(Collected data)
● ● ● ● ● ● ●

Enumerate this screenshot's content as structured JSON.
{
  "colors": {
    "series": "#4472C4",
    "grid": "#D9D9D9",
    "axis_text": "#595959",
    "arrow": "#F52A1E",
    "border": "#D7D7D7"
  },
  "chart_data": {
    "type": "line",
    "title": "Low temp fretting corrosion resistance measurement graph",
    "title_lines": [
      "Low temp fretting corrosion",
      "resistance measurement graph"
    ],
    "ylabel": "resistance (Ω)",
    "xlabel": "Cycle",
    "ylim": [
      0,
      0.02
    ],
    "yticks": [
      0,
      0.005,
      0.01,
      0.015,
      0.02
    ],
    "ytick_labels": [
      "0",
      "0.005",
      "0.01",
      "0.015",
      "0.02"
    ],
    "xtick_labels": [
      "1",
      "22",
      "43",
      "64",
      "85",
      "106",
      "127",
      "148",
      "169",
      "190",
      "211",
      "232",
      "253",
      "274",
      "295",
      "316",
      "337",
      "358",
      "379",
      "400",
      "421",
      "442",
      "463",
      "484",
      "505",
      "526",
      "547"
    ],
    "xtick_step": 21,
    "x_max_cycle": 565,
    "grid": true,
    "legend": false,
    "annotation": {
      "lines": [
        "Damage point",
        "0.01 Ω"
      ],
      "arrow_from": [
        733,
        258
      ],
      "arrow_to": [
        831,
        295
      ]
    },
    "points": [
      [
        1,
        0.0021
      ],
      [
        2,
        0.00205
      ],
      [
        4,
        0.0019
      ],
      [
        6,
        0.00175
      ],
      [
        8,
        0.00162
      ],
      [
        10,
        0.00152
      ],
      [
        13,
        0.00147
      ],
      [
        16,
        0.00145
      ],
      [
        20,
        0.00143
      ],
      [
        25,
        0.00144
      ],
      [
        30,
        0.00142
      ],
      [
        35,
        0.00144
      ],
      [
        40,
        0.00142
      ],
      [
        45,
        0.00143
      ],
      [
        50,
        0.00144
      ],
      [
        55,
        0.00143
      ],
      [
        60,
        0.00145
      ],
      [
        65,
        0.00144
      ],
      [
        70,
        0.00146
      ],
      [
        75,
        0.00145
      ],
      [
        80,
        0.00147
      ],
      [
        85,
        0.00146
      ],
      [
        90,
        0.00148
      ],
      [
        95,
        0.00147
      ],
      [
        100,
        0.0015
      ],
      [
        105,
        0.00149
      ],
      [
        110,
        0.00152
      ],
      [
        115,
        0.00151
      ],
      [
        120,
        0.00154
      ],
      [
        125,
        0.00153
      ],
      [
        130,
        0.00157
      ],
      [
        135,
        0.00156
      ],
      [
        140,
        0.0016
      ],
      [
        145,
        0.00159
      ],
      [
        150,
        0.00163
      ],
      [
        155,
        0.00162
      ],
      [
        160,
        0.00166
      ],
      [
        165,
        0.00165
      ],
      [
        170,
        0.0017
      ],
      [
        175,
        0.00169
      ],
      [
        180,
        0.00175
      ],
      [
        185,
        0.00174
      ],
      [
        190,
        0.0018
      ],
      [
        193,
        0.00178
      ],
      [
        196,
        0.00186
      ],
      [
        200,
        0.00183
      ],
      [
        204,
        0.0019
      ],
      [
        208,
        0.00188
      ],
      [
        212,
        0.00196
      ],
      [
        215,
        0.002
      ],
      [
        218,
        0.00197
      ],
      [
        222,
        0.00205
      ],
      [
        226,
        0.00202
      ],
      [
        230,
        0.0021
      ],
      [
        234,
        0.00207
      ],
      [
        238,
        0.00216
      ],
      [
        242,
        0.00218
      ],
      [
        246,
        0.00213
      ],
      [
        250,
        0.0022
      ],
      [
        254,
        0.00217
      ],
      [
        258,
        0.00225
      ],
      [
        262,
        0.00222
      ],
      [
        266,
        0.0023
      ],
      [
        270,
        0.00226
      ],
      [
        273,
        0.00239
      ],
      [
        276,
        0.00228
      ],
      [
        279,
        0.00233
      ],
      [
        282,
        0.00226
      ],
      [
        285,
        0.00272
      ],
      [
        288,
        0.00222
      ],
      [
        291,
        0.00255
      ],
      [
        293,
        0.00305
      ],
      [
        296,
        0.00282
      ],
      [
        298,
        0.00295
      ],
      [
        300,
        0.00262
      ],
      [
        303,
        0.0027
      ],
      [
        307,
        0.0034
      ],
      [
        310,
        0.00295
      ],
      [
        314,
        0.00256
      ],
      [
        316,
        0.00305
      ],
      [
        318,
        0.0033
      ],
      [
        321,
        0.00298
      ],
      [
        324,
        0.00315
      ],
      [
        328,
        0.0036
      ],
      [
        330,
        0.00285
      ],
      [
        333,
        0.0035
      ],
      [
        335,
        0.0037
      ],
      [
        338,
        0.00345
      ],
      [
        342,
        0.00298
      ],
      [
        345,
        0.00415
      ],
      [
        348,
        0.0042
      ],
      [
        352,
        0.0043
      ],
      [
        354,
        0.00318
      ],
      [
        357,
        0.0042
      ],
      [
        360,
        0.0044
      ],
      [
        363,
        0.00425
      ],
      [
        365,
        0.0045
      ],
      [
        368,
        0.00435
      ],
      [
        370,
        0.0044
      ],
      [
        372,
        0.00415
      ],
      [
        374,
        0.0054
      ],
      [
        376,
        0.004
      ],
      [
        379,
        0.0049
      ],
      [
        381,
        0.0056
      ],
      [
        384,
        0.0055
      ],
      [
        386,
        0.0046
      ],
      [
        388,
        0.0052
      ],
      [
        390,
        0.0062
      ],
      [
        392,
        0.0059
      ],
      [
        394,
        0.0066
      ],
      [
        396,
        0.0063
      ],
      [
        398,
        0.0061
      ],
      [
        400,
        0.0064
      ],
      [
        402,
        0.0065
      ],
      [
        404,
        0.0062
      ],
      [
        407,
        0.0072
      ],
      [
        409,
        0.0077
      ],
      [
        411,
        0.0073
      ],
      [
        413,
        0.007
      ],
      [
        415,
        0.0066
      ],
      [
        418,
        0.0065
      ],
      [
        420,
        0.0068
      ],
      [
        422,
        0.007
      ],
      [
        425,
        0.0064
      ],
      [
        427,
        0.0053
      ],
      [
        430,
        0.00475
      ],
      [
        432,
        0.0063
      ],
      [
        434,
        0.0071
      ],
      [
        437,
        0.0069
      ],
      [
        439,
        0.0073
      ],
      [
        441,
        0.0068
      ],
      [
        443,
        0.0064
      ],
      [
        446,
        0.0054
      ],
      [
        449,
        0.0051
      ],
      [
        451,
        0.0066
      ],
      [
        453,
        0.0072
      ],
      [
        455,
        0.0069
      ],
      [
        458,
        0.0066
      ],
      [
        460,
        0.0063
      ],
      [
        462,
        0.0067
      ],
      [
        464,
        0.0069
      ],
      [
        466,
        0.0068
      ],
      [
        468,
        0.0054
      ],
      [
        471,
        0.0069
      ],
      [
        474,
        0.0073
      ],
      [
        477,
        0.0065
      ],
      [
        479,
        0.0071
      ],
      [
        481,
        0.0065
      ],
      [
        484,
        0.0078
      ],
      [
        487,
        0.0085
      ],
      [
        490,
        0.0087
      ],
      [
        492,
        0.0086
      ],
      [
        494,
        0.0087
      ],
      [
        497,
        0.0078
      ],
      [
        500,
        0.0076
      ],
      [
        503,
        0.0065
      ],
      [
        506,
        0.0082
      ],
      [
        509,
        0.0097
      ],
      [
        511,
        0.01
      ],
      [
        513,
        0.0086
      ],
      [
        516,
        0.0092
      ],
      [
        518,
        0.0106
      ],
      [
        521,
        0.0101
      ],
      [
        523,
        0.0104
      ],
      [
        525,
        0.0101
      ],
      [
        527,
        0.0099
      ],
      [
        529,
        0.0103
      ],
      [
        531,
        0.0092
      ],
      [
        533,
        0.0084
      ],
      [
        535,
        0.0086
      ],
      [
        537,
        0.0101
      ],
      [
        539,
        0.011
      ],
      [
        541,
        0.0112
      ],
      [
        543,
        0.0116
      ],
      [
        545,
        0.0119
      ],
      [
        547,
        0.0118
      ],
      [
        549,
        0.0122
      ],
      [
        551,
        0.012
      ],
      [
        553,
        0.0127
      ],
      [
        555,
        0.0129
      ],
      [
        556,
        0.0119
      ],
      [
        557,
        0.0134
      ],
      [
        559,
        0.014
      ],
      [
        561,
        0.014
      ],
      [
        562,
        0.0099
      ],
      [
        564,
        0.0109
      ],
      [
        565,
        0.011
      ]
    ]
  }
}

● ● ● ● ● ● ●

Instructions for the task - Pull every line holding "fretting" out of the records.

Output below -
    "title": "Low temp fretting corrosion resistance measurement graph",
      "Low temp fretting corrosion",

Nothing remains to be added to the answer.